Below are records; state how many of their lines hold the word "pole", and give only the figure.

:: INFORMATION SHOWN

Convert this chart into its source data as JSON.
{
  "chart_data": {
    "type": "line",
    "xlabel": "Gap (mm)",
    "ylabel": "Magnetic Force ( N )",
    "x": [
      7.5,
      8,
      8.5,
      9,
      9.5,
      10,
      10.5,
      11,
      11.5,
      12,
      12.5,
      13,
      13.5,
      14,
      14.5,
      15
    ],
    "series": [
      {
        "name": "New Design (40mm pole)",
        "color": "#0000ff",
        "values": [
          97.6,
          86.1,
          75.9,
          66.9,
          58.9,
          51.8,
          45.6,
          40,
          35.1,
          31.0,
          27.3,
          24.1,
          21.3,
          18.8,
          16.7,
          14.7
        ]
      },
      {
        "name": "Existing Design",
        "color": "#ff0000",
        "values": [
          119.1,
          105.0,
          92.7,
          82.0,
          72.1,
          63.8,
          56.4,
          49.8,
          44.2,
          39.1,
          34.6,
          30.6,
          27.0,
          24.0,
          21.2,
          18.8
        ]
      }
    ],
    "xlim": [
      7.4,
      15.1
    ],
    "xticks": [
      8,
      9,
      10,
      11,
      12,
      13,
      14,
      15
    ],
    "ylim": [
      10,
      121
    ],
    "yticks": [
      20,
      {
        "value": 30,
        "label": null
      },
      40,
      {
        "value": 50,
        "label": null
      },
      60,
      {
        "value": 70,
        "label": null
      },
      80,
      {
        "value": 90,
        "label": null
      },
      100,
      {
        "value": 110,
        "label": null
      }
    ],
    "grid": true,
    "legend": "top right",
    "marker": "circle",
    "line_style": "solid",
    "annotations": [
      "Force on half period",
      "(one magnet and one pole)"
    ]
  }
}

::::

• TASK RESULT
2